What is being asked
Reproduce the records. Keep every word exact and include no images.
——————————
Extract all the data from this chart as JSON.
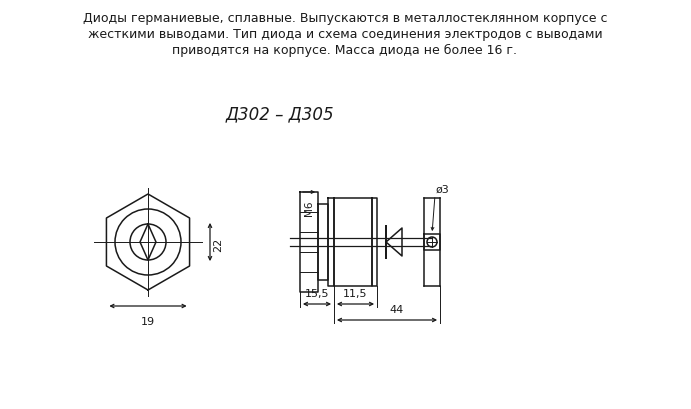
{
  "bg_color": "#ffffff",
  "text_color": "#1a1a1a",
  "line_color": "#1a1a1a",
  "header_line1": "Диоды германиевые, сплавные. Выпускаются в металлостеклянном корпусе с",
  "header_line2": "жесткими выводами. Тип диода и схема соединения электродов с выводами",
  "header_line3": "приводятся на корпусе. Масса диода не более 16 г.",
  "title": "Д302 – Д305",
  "fig_width": 6.91,
  "fig_height": 4.1,
  "dpi": 100
}
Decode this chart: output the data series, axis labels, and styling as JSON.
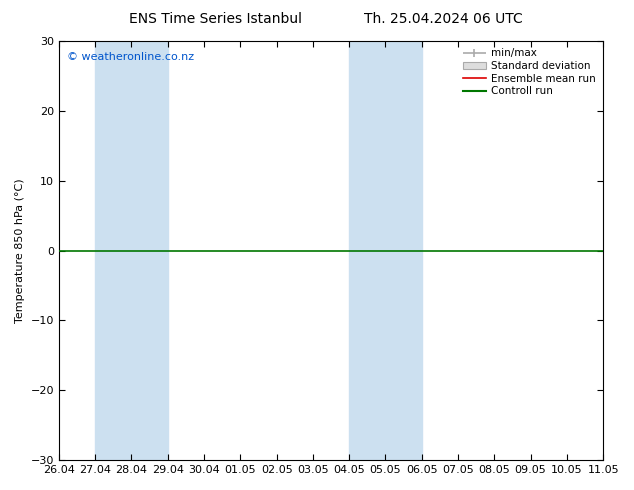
{
  "title_left": "ENS Time Series Istanbul",
  "title_right": "Th. 25.04.2024 06 UTC",
  "ylabel": "Temperature 850 hPa (°C)",
  "ylim": [
    -30,
    30
  ],
  "yticks": [
    -30,
    -20,
    -10,
    0,
    10,
    20,
    30
  ],
  "xlabels": [
    "26.04",
    "27.04",
    "28.04",
    "29.04",
    "30.04",
    "01.05",
    "02.05",
    "03.05",
    "04.05",
    "05.05",
    "06.05",
    "07.05",
    "08.05",
    "09.05",
    "10.05",
    "11.05"
  ],
  "copyright_text": "© weatheronline.co.nz",
  "copyright_color": "#0055cc",
  "background_color": "#ffffff",
  "plot_bg_color": "#ffffff",
  "shade_color": "#cce0f0",
  "shade_ranges_idx": [
    [
      1,
      3
    ],
    [
      8,
      10
    ]
  ],
  "zero_line_color": "#007700",
  "legend_items": [
    "min/max",
    "Standard deviation",
    "Ensemble mean run",
    "Controll run"
  ],
  "legend_line_colors": [
    "#aaaaaa",
    "#cccccc",
    "#dd0000",
    "#007700"
  ],
  "title_fontsize": 10,
  "label_fontsize": 8,
  "tick_fontsize": 8,
  "legend_fontsize": 7.5
}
——————————
Result
Extract all the data from this chart as JSON.
{
  "bg_color": "#ffffff",
  "text_color": "#1a1a1a",
  "line_color": "#1a1a1a",
  "header_line1": "Диоды германиевые, сплавные. Выпускаются в металлостеклянном корпусе с",
  "header_line2": "жесткими выводами. Тип диода и схема соединения электродов с выводами",
  "header_line3": "приводятся на корпусе. Масса диода не более 16 г.",
  "title": "Д302 – Д305",
  "fig_width": 6.91,
  "fig_height": 4.1,
  "dpi": 100
}
Decode this chart: output the data series, axis labels, and styling as JSON.
{
  "title_left": "ENS Time Series Istanbul",
  "title_right": "Th. 25.04.2024 06 UTC",
  "ylabel": "Temperature 850 hPa (°C)",
  "ylim": [
    -30,
    30
  ],
  "yticks": [
    -30,
    -20,
    -10,
    0,
    10,
    20,
    30
  ],
  "xlabels": [
    "26.04",
    "27.04",
    "28.04",
    "29.04",
    "30.04",
    "01.05",
    "02.05",
    "03.05",
    "04.05",
    "05.05",
    "06.05",
    "07.05",
    "08.05",
    "09.05",
    "10.05",
    "11.05"
  ],
  "copyright_text": "© weatheronline.co.nz",
  "copyright_color": "#0055cc",
  "background_color": "#ffffff",
  "plot_bg_color": "#ffffff",
  "shade_color": "#cce0f0",
  "shade_ranges_idx": [
    [
      1,
      3
    ],
    [
      8,
      10
    ]
  ],
  "zero_line_color": "#007700",
  "legend_items": [
    "min/max",
    "Standard deviation",
    "Ensemble mean run",
    "Controll run"
  ],
  "legend_line_colors": [
    "#aaaaaa",
    "#cccccc",
    "#dd0000",
    "#007700"
  ],
  "title_fontsize": 10,
  "label_fontsize": 8,
  "tick_fontsize": 8,
  "legend_fontsize": 7.5
}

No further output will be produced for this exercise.